• _Work to complete_
Look for "serait" in each line of the entries, and return the matching lines.

• _Material shown_
--- Begin ---

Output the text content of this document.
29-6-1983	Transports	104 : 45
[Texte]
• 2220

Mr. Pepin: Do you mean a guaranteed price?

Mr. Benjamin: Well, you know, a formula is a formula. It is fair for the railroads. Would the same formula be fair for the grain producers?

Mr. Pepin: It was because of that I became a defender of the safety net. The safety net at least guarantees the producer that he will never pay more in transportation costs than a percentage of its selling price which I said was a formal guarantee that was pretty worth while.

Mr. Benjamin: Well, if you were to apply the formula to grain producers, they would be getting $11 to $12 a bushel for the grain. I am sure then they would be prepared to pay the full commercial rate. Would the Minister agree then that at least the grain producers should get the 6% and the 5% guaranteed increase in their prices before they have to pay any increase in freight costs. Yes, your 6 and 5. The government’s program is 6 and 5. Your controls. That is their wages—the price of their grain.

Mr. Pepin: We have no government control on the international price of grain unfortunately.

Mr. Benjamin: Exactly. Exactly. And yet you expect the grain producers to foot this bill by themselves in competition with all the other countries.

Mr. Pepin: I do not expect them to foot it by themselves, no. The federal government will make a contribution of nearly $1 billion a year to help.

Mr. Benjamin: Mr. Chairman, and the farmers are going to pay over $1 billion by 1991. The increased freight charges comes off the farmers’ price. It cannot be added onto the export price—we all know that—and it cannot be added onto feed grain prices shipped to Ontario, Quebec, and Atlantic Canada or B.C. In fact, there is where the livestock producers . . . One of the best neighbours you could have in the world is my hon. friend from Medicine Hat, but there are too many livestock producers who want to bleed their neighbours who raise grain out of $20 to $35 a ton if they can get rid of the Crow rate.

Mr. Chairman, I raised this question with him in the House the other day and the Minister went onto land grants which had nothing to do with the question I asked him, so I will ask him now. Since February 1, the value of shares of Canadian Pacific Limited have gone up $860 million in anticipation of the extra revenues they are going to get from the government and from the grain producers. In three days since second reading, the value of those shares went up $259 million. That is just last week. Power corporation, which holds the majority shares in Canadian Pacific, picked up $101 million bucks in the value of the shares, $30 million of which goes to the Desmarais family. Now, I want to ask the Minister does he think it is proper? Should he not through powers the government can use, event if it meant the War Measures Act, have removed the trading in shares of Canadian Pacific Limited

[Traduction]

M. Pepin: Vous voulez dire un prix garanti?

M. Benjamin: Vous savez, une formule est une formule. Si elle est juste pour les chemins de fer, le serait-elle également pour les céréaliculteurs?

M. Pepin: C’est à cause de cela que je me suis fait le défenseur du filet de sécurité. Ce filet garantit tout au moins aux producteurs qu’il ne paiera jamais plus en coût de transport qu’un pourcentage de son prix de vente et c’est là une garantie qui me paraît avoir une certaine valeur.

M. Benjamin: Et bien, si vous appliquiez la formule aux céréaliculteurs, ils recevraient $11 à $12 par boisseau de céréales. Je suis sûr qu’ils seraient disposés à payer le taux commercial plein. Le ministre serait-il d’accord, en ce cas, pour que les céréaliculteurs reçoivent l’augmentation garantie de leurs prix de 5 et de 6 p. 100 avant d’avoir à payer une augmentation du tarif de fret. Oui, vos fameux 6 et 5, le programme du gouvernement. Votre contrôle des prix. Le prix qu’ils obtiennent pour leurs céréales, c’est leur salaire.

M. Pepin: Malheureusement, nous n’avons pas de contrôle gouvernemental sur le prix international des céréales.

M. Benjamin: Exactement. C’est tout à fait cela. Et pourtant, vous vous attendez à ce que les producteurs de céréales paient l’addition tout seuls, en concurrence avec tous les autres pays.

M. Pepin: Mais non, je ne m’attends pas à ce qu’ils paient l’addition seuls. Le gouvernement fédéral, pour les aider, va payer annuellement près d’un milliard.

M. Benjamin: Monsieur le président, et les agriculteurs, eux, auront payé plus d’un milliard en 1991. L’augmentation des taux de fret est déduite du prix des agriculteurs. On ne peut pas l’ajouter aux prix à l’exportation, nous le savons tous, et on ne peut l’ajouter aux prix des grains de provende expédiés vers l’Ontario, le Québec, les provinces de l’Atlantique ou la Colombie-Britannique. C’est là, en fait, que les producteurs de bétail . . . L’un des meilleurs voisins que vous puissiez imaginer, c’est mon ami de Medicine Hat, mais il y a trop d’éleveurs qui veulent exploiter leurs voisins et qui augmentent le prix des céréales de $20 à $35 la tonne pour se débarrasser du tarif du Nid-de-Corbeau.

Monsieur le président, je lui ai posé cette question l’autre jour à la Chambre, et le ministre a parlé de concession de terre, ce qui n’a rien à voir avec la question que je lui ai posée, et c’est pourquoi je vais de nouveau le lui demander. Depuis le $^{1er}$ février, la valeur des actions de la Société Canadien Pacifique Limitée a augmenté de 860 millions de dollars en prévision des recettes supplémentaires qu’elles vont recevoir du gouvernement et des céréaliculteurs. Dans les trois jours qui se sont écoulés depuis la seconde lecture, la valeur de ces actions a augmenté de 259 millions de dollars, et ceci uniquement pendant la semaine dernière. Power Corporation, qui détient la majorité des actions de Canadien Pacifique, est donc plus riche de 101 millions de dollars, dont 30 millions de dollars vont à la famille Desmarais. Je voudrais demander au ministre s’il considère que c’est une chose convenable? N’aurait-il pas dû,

--- End ---

• _Task answer_
M. Benjamin: Vous savez, une formule est une formule. Si elle est juste pour les chemins de fer, le serait-elle également pour les céréaliculteurs?
M. Benjamin: Et bien, si vous appliquiez la formule aux céréaliculteurs, ils recevraient $11 à $12 par boisseau de céréales. Je suis sûr qu’ils seraient disposés à payer le taux commercial plein. Le ministre serait-il d’accord, en ce cas, pour que les céréaliculteurs reçoivent l’augmentation garantie de leurs prix de 5 et de 6 p. 100 avant d’avoir à payer une augmentation du tarif de fret. Oui, vos fameux 6 et 5, le programme du gouvernement. Votre contrôle des prix. Le prix qu’ils obtiennent pour leurs céréales, c’est leur salaire.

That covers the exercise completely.